# WHAT NEEDS TO BE DONE
Reproduce the data below in full and exclude every picture.

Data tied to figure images
----

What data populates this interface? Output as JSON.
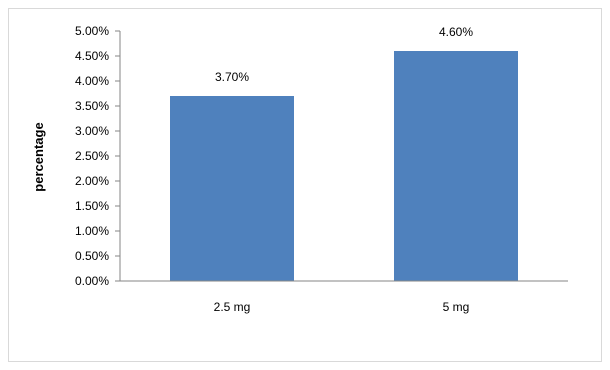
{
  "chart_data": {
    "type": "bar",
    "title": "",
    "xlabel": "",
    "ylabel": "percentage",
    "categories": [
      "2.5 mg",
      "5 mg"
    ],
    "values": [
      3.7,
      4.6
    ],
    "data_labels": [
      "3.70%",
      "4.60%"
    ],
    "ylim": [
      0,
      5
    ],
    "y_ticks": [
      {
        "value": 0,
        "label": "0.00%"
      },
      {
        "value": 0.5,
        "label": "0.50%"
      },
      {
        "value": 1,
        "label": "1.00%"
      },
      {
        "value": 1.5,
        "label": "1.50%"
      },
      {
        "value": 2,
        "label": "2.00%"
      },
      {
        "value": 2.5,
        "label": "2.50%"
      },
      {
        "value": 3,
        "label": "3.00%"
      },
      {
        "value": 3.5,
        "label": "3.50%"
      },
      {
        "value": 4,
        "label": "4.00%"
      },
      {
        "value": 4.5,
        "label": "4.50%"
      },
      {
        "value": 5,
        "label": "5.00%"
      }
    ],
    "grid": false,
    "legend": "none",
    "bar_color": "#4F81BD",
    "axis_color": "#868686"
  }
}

----

# ANSWER BELOW
What data populates this interface? Output as JSON.
{
  "chart_data": {
    "type": "bar",
    "title": "",
    "xlabel": "",
    "ylabel": "percentage",
    "categories": [
      "2.5 mg",
      "5 mg"
    ],
    "values": [
      3.7,
      4.6
    ],
    "data_labels": [
      "3.70%",
      "4.60%"
    ],
    "ylim": [
      0,
      5
    ],
    "y_ticks": [
      {
        "value": 0,
        "label": "0.00%"
      },
      {
        "value": 0.5,
        "label": "0.50%"
      },
      {
        "value": 1,
        "label": "1.00%"
      },
      {
        "value": 1.5,
        "label": "1.50%"
      },
      {
        "value": 2,
        "label": "2.00%"
      },
      {
        "value": 2.5,
        "label": "2.50%"
      },
      {
        "value": 3,
        "label": "3.00%"
      },
      {
        "value": 3.5,
        "label": "3.50%"
      },
      {
        "value": 4,
        "label": "4.00%"
      },
      {
        "value": 4.5,
        "label": "4.50%"
      },
      {
        "value": 5,
        "label": "5.00%"
      }
    ],
    "grid": false,
    "legend": "none",
    "bar_color": "#4F81BD",
    "axis_color": "#868686"
  }
}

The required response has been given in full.